╭─ DATA SUPPLIED

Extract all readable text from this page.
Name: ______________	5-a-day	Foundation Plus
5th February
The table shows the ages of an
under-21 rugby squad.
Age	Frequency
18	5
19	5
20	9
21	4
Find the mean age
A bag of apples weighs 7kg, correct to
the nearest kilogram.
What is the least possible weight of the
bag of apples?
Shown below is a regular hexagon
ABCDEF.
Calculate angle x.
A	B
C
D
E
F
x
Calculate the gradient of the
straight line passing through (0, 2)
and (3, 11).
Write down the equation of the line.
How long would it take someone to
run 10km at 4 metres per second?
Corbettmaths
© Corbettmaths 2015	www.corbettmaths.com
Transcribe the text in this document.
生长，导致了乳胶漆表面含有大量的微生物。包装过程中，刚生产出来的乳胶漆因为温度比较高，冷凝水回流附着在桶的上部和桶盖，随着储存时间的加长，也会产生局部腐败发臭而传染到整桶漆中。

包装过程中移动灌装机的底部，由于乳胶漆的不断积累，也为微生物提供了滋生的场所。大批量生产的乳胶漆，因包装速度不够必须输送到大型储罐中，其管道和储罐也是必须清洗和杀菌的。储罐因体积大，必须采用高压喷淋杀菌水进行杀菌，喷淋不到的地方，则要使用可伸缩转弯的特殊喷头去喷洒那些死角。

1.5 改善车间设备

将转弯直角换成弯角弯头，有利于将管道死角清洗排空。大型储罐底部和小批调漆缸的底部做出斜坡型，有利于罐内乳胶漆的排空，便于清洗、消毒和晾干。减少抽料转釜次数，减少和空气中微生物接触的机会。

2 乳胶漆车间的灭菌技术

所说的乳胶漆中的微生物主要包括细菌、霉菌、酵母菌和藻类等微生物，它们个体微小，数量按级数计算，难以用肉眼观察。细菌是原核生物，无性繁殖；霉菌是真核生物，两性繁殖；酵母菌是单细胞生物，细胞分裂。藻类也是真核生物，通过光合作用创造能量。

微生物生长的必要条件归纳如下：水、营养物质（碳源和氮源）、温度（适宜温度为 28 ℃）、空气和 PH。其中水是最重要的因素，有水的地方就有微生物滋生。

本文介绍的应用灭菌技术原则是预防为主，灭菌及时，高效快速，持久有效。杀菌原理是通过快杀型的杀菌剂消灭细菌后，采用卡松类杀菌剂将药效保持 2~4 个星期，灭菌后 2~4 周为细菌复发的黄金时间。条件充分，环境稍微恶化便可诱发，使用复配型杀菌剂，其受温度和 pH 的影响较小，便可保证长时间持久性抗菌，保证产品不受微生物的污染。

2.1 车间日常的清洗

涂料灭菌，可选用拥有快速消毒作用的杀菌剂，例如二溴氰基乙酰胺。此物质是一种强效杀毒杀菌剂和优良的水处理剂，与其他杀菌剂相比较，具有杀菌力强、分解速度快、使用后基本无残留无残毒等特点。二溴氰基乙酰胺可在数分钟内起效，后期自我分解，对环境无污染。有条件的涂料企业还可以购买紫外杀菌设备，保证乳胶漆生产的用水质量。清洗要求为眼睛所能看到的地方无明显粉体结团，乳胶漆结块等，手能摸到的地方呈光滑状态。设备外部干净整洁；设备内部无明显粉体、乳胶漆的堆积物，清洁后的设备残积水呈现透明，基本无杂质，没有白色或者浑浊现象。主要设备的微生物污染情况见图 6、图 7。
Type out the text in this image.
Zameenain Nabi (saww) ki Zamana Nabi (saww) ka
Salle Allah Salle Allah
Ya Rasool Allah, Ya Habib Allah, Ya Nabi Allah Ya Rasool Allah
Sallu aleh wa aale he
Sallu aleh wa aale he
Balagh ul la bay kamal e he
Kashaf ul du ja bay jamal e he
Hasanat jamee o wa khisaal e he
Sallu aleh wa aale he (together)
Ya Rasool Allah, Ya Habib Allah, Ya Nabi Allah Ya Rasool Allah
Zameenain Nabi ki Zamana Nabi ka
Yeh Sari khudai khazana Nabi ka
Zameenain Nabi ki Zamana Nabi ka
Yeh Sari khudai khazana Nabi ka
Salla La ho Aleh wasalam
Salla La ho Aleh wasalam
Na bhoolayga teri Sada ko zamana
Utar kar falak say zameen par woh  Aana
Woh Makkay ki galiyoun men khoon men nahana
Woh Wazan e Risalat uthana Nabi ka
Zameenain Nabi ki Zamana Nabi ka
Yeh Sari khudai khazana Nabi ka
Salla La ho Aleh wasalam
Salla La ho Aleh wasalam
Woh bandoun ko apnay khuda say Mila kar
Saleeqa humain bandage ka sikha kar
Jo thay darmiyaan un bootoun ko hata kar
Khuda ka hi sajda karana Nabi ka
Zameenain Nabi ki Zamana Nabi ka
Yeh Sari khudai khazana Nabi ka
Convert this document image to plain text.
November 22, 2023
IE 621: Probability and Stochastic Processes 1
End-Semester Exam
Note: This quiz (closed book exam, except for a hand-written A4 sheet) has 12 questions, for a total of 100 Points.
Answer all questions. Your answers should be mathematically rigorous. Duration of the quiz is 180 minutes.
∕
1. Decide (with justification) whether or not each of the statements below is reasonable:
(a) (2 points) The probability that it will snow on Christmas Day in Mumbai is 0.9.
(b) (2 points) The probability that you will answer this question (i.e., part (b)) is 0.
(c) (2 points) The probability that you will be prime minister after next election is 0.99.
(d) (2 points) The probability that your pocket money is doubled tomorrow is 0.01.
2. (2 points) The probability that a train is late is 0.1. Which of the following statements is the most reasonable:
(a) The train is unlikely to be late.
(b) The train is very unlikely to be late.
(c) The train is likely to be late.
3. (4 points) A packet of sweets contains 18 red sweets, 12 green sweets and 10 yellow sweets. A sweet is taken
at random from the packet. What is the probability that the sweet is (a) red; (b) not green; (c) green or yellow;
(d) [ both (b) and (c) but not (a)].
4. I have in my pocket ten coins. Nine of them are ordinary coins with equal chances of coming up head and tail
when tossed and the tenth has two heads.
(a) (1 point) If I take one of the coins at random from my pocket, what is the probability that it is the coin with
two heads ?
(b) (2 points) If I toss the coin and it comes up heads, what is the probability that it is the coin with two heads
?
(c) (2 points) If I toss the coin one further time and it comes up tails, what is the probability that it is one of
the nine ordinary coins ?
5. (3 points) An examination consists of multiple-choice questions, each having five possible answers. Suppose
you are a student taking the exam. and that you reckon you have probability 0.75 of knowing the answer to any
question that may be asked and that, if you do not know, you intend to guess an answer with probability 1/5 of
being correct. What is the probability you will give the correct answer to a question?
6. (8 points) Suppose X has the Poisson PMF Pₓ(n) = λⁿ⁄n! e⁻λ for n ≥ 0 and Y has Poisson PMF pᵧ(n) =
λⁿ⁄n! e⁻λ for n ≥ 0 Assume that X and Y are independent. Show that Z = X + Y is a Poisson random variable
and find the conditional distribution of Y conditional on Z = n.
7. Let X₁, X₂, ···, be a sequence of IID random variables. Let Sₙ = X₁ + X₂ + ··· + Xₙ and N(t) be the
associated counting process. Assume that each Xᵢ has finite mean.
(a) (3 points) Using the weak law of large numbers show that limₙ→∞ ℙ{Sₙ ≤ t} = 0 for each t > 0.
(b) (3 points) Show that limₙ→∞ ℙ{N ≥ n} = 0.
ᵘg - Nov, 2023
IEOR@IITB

╰─

THE PROBLEM:
Nothing in the data may differ; print all of it exactly as written.

EXERCISE RESPONSE:
Extract all readable text from this page.
Name: ______________	5-a-day	Foundation Plus
5th February
The table shows the ages of an
under-21 rugby squad.
Age	Frequency
18	5
19	5
20	9
21	4
Find the mean age
A bag of apples weighs 7kg, correct to
the nearest kilogram.
What is the least possible weight of the
bag of apples?
Shown below is a regular hexagon
ABCDEF.
Calculate angle x.
A	B
C
D
E
F
x
Calculate the gradient of the
straight line passing through (0, 2)
and (3, 11).
Write down the equation of the line.
How long would it take someone to
run 10km at 4 metres per second?
Corbettmaths
© Corbettmaths 2015	www.corbettmaths.com
Transcribe the text in this document.
生长，导致了乳胶漆表面含有大量的微生物。包装过程中，刚生产出来的乳胶漆因为温度比较高，冷凝水回流附着在桶的上部和桶盖，随着储存时间的加长，也会产生局部腐败发臭而传染到整桶漆中。

包装过程中移动灌装机的底部，由于乳胶漆的不断积累，也为微生物提供了滋生的场所。大批量生产的乳胶漆，因包装速度不够必须输送到大型储罐中，其管道和储罐也是必须清洗和杀菌的。储罐因体积大，必须采用高压喷淋杀菌水进行杀菌，喷淋不到的地方，则要使用可伸缩转弯的特殊喷头去喷洒那些死角。

1.5 改善车间设备

将转弯直角换成弯角弯头，有利于将管道死角清洗排空。大型储罐底部和小批调漆缸的底部做出斜坡型，有利于罐内乳胶漆的排空，便于清洗、消毒和晾干。减少抽料转釜次数，减少和空气中微生物接触的机会。

2 乳胶漆车间的灭菌技术

所说的乳胶漆中的微生物主要包括细菌、霉菌、酵母菌和藻类等微生物，它们个体微小，数量按级数计算，难以用肉眼观察。细菌是原核生物，无性繁殖；霉菌是真核生物，两性繁殖；酵母菌是单细胞生物，细胞分裂。藻类也是真核生物，通过光合作用创造能量。

微生物生长的必要条件归纳如下：水、营养物质（碳源和氮源）、温度（适宜温度为 28 ℃）、空气和 PH。其中水是最重要的因素，有水的地方就有微生物滋生。

本文介绍的应用灭菌技术原则是预防为主，灭菌及时，高效快速，持久有效。杀菌原理是通过快杀型的杀菌剂消灭细菌后，采用卡松类杀菌剂将药效保持 2~4 个星期，灭菌后 2~4 周为细菌复发的黄金时间。条件充分，环境稍微恶化便可诱发，使用复配型杀菌剂，其受温度和 pH 的影响较小，便可保证长时间持久性抗菌，保证产品不受微生物的污染。

2.1 车间日常的清洗

涂料灭菌，可选用拥有快速消毒作用的杀菌剂，例如二溴氰基乙酰胺。此物质是一种强效杀毒杀菌剂和优良的水处理剂，与其他杀菌剂相比较，具有杀菌力强、分解速度快、使用后基本无残留无残毒等特点。二溴氰基乙酰胺可在数分钟内起效，后期自我分解，对环境无污染。有条件的涂料企业还可以购买紫外杀菌设备，保证乳胶漆生产的用水质量。清洗要求为眼睛所能看到的地方无明显粉体结团，乳胶漆结块等，手能摸到的地方呈光滑状态。设备外部干净整洁；设备内部无明显粉体、乳胶漆的堆积物，清洁后的设备残积水呈现透明，基本无杂质，没有白色或者浑浊现象。主要设备的微生物污染情况见图 6、图 7。
Type out the text in this image.
Zameenain Nabi (saww) ki Zamana Nabi (saww) ka
Salle Allah Salle Allah
Ya Rasool Allah, Ya Habib Allah, Ya Nabi Allah Ya Rasool Allah
Sallu aleh wa aale he
Sallu aleh wa aale he
Balagh ul la bay kamal e he
Kashaf ul du ja bay jamal e he
Hasanat jamee o wa khisaal e he
Sallu aleh wa aale he (together)
Ya Rasool Allah, Ya Habib Allah, Ya Nabi Allah Ya Rasool Allah
Zameenain Nabi ki Zamana Nabi ka
Yeh Sari khudai khazana Nabi ka
Zameenain Nabi ki Zamana Nabi ka
Yeh Sari khudai khazana Nabi ka
Salla La ho Aleh wasalam
Salla La ho Aleh wasalam
Na bhoolayga teri Sada ko zamana
Utar kar falak say zameen par woh  Aana
Woh Makkay ki galiyoun men khoon men nahana
Woh Wazan e Risalat uthana Nabi ka
Zameenain Nabi ki Zamana Nabi ka
Yeh Sari khudai khazana Nabi ka
Salla La ho Aleh wasalam
Salla La ho Aleh wasalam
Woh bandoun ko apnay khuda say Mila kar
Saleeqa humain bandage ka sikha kar
Jo thay darmiyaan un bootoun ko hata kar
Khuda ka hi sajda karana Nabi ka
Zameenain Nabi ki Zamana Nabi ka
Yeh Sari khudai khazana Nabi ka
Convert this document image to plain text.
November 22, 2023
IE 621: Probability and Stochastic Processes 1
End-Semester Exam
Note: This quiz (closed book exam, except for a hand-written A4 sheet) has 12 questions, for a total of 100 Points.
Answer all questions. Your answers should be mathematically rigorous. Duration of the quiz is 180 minutes.
∕
1. Decide (with justification) whether or not each of the statements below is reasonable:
(a) (2 points) The probability that it will snow on Christmas Day in Mumbai is 0.9.
(b) (2 points) The probability that you will answer this question (i.e., part (b)) is 0.
(c) (2 points) The probability that you will be prime minister after next election is 0.99.
(d) (2 points) The probability that your pocket money is doubled tomorrow is 0.01.
2. (2 points) The probability that a train is late is 0.1. Which of the following statements is the most reasonable:
(a) The train is unlikely to be late.
(b) The train is very unlikely to be late.
(c) The train is likely to be late.
3. (4 points) A packet of sweets contains 18 red sweets, 12 green sweets and 10 yellow sweets. A sweet is taken
at random from the packet. What is the probability that the sweet is (a) red; (b) not green; (c) green or yellow;
(d) [ both (b) and (c) but not (a)].
4. I have in my pocket ten coins. Nine of them are ordinary coins with equal chances of coming up head and tail
when tossed and the tenth has two heads.
(a) (1 point) If I take one of the coins at random from my pocket, what is the probability that it is the coin with
two heads ?
(b) (2 points) If I toss the coin and it comes up heads, what is the probability that it is the coin with two heads
?
(c) (2 points) If I toss the coin one further time and it comes up tails, what is the probability that it is one of
the nine ordinary coins ?
5. (3 points) An examination consists of multiple-choice questions, each having five possible answers. Suppose
you are a student taking the exam. and that you reckon you have probability 0.75 of knowing the answer to any
question that may be asked and that, if you do not know, you intend to guess an answer with probability 1/5 of
being correct. What is the probability you will give the correct answer to a question?
6. (8 points) Suppose X has the Poisson PMF Pₓ(n) = λⁿ⁄n! e⁻λ for n ≥ 0 and Y has Poisson PMF pᵧ(n) =
λⁿ⁄n! e⁻λ for n ≥ 0 Assume that X and Y are independent. Show that Z = X + Y is a Poisson random variable
and find the conditional distribution of Y conditional on Z = n.
7. Let X₁, X₂, ···, be a sequence of IID random variables. Let Sₙ = X₁ + X₂ + ··· + Xₙ and N(t) be the
associated counting process. Assume that each Xᵢ has finite mean.
(a) (3 points) Using the weak law of large numbers show that limₙ→∞ ℙ{Sₙ ≤ t} = 0 for each t > 0.
(b) (3 points) Show that limₙ→∞ ℙ{N ≥ n} = 0.
ᵘg - Nov, 2023
IEOR@IITB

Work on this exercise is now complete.